- **WHAT IS EXPECTED**
Strip the pictures and reproduce the rest of the listing exactly.

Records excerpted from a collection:
============

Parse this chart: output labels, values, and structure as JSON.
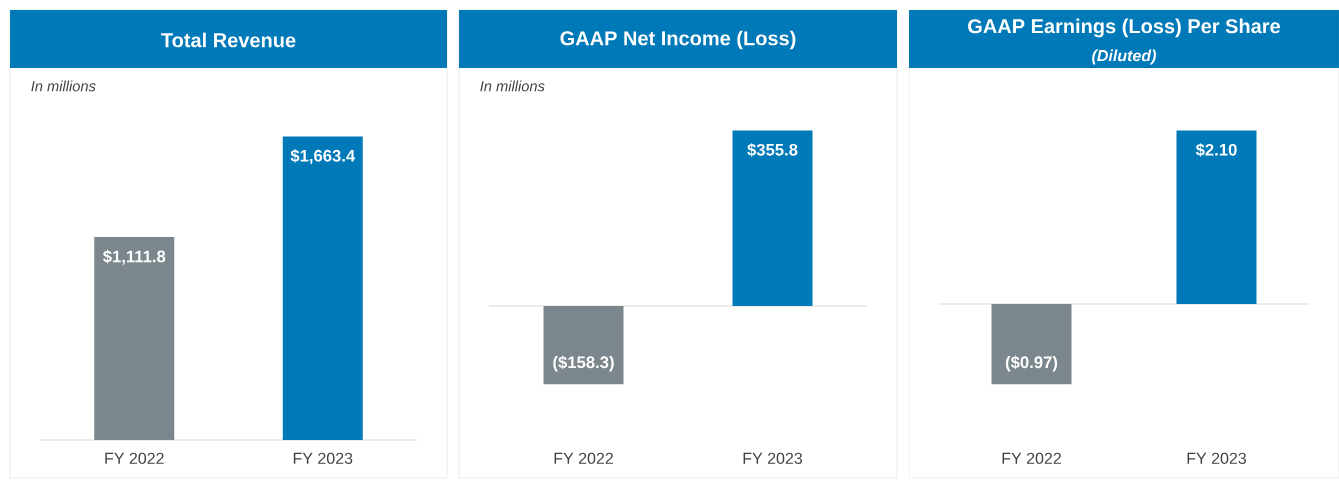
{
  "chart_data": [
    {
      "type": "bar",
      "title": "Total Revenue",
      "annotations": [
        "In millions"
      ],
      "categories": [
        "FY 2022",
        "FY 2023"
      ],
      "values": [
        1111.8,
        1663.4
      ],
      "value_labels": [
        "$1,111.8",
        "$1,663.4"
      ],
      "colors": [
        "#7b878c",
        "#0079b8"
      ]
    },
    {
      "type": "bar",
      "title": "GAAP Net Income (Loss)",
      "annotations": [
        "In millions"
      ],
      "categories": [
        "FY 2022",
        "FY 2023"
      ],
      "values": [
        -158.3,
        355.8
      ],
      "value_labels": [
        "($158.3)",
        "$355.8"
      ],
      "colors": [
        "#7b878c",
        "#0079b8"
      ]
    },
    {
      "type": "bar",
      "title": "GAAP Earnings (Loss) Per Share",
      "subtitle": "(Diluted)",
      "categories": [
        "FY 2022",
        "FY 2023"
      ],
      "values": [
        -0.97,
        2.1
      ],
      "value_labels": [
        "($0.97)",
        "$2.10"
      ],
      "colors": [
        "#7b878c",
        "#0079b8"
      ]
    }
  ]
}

============

- **WRITTEN REPLY**
Parse this chart: output labels, values, and structure as JSON.
{
  "chart_data": [
    {
      "type": "bar",
      "title": "Total Revenue",
      "annotations": [
        "In millions"
      ],
      "categories": [
        "FY 2022",
        "FY 2023"
      ],
      "values": [
        1111.8,
        1663.4
      ],
      "value_labels": [
        "$1,111.8",
        "$1,663.4"
      ],
      "colors": [
        "#7b878c",
        "#0079b8"
      ]
    },
    {
      "type": "bar",
      "title": "GAAP Net Income (Loss)",
      "annotations": [
        "In millions"
      ],
      "categories": [
        "FY 2022",
        "FY 2023"
      ],
      "values": [
        -158.3,
        355.8
      ],
      "value_labels": [
        "($158.3)",
        "$355.8"
      ],
      "colors": [
        "#7b878c",
        "#0079b8"
      ]
    },
    {
      "type": "bar",
      "title": "GAAP Earnings (Loss) Per Share",
      "subtitle": "(Diluted)",
      "categories": [
        "FY 2022",
        "FY 2023"
      ],
      "values": [
        -0.97,
        2.1
      ],
      "value_labels": [
        "($0.97)",
        "$2.10"
      ],
      "colors": [
        "#7b878c",
        "#0079b8"
      ]
    }
  ]
}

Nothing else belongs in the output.